To do: Copy the rows below without changing a single character.

>> Start Entries supplied

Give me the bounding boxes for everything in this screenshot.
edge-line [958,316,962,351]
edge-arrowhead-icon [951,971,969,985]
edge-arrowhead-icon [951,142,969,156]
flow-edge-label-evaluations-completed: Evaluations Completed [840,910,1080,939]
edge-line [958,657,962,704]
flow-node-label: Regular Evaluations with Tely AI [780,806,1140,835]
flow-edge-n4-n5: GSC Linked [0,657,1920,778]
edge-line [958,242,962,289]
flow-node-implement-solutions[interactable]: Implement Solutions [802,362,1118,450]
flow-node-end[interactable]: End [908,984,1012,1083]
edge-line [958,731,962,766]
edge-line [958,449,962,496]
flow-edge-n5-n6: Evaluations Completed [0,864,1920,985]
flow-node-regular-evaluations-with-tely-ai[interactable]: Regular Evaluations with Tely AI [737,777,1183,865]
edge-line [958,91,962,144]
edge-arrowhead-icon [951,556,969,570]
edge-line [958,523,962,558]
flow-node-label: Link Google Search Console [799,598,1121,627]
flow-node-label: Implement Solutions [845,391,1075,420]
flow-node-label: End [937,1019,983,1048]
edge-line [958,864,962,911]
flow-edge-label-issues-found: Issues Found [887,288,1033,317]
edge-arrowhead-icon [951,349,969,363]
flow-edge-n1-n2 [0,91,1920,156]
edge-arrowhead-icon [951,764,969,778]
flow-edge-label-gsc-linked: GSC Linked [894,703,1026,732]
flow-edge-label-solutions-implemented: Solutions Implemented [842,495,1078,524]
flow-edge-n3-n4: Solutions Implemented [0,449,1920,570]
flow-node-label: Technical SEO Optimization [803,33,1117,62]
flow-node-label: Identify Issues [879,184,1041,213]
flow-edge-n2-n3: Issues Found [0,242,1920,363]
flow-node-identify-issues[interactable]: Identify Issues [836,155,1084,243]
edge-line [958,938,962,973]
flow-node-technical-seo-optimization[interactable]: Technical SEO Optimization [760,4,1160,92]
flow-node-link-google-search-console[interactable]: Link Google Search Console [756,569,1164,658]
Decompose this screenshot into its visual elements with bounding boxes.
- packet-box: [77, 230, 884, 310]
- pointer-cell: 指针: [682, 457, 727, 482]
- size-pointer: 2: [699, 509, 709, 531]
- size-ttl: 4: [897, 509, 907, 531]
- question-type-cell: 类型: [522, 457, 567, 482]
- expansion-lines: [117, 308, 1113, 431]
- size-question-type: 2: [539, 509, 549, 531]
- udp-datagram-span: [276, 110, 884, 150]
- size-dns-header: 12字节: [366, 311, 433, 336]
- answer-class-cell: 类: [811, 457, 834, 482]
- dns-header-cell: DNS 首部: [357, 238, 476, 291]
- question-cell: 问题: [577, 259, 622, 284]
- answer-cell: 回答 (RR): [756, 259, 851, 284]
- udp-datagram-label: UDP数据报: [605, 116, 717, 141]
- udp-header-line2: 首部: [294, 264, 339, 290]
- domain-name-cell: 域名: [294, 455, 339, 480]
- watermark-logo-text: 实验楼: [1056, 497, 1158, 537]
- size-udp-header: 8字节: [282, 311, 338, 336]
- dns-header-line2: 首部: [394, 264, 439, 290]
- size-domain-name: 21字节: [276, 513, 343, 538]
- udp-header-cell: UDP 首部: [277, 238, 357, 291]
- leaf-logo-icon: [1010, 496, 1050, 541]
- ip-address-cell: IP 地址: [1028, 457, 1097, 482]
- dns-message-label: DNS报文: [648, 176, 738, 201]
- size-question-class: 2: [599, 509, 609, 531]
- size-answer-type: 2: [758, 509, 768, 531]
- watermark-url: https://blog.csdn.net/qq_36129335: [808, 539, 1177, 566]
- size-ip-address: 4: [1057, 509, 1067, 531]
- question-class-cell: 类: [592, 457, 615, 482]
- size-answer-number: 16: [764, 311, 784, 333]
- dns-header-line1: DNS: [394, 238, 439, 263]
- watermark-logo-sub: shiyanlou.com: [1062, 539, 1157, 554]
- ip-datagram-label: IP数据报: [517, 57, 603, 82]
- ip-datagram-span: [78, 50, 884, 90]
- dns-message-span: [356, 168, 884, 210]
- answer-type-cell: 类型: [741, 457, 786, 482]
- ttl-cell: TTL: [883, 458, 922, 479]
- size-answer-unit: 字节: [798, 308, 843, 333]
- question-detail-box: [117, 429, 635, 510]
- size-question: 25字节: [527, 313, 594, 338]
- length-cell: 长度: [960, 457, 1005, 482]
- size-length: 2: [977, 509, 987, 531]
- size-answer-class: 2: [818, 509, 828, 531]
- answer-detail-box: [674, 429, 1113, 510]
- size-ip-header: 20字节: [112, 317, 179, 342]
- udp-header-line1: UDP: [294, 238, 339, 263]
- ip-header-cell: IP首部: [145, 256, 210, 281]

>> End Entries supplied

Solution for this exercise:
Give me the bounding boxes for everything in this screenshot.
edge-line [958,316,962,351]
edge-arrowhead-icon [951,971,969,985]
edge-arrowhead-icon [951,142,969,156]
flow-edge-label-evaluations-completed: Evaluations Completed [840,910,1080,939]
edge-line [958,657,962,704]
flow-node-label: Regular Evaluations with Tely AI [780,806,1140,835]
flow-edge-n4-n5: GSC Linked [0,657,1920,778]
edge-line [958,242,962,289]
flow-node-implement-solutions[interactable]: Implement Solutions [802,362,1118,450]
flow-node-end[interactable]: End [908,984,1012,1083]
edge-line [958,731,962,766]
edge-line [958,449,962,496]
flow-edge-n5-n6: Evaluations Completed [0,864,1920,985]
flow-node-regular-evaluations-with-tely-ai[interactable]: Regular Evaluations with Tely AI [737,777,1183,865]
edge-line [958,91,962,144]
edge-arrowhead-icon [951,556,969,570]
edge-line [958,523,962,558]
flow-node-label: Link Google Search Console [799,598,1121,627]
flow-node-label: Implement Solutions [845,391,1075,420]
flow-node-label: End [937,1019,983,1048]
edge-line [958,864,962,911]
flow-edge-label-issues-found: Issues Found [887,288,1033,317]
edge-arrowhead-icon [951,349,969,363]
flow-edge-n1-n2 [0,91,1920,156]
edge-arrowhead-icon [951,764,969,778]
flow-edge-label-gsc-linked: GSC Linked [894,703,1026,732]
flow-edge-label-solutions-implemented: Solutions Implemented [842,495,1078,524]
flow-edge-n3-n4: Solutions Implemented [0,449,1920,570]
flow-node-label: Technical SEO Optimization [803,33,1117,62]
flow-node-label: Identify Issues [879,184,1041,213]
flow-edge-n2-n3: Issues Found [0,242,1920,363]
flow-node-identify-issues[interactable]: Identify Issues [836,155,1084,243]
edge-line [958,938,962,973]
flow-node-technical-seo-optimization[interactable]: Technical SEO Optimization [760,4,1160,92]
flow-node-link-google-search-console[interactable]: Link Google Search Console [756,569,1164,658]
Decompose this screenshot into its visual elements with bounding boxes.
- packet-box: [77, 230, 884, 310]
- pointer-cell: 指针: [682, 457, 727, 482]
- size-pointer: 2: [699, 509, 709, 531]
- size-ttl: 4: [897, 509, 907, 531]
- question-type-cell: 类型: [522, 457, 567, 482]
- expansion-lines: [117, 308, 1113, 431]
- size-question-type: 2: [539, 509, 549, 531]
- udp-datagram-span: [276, 110, 884, 150]
- size-dns-header: 12字节: [366, 311, 433, 336]
- answer-class-cell: 类: [811, 457, 834, 482]
- dns-header-cell: DNS 首部: [357, 238, 476, 291]
- question-cell: 问题: [577, 259, 622, 284]
- answer-cell: 回答 (RR): [756, 259, 851, 284]
- udp-datagram-label: UDP数据报: [605, 116, 717, 141]
- udp-header-line2: 首部: [294, 264, 339, 290]
- domain-name-cell: 域名: [294, 455, 339, 480]
- watermark-logo-text: 实验楼: [1056, 497, 1158, 537]
- size-udp-header: 8字节: [282, 311, 338, 336]
- dns-header-line2: 首部: [394, 264, 439, 290]
- size-domain-name: 21字节: [276, 513, 343, 538]
- udp-header-cell: UDP 首部: [277, 238, 357, 291]
- leaf-logo-icon: [1010, 496, 1050, 541]
- ip-address-cell: IP 地址: [1028, 457, 1097, 482]
- dns-message-label: DNS报文: [648, 176, 738, 201]
- size-question-class: 2: [599, 509, 609, 531]
- size-answer-type: 2: [758, 509, 768, 531]
- watermark-url: https://blog.csdn.net/qq_36129335: [808, 539, 1177, 566]
- size-ip-address: 4: [1057, 509, 1067, 531]
- question-class-cell: 类: [592, 457, 615, 482]
- size-answer-number: 16: [764, 311, 784, 333]
- dns-header-line1: DNS: [394, 238, 439, 263]
- watermark-logo-sub: shiyanlou.com: [1062, 539, 1157, 554]
- ip-datagram-label: IP数据报: [517, 57, 603, 82]
- ip-datagram-span: [78, 50, 884, 90]
- dns-message-span: [356, 168, 884, 210]
- answer-type-cell: 类型: [741, 457, 786, 482]
- ttl-cell: TTL: [883, 458, 922, 479]
- size-answer-unit: 字节: [798, 308, 843, 333]
- question-detail-box: [117, 429, 635, 510]
- size-question: 25字节: [527, 313, 594, 338]
- length-cell: 长度: [960, 457, 1005, 482]
- size-length: 2: [977, 509, 987, 531]
- size-answer-class: 2: [818, 509, 828, 531]
- answer-detail-box: [674, 429, 1113, 510]
- size-ip-header: 20字节: [112, 317, 179, 342]
- udp-header-line1: UDP: [294, 238, 339, 263]
- ip-header-cell: IP首部: [145, 256, 210, 281]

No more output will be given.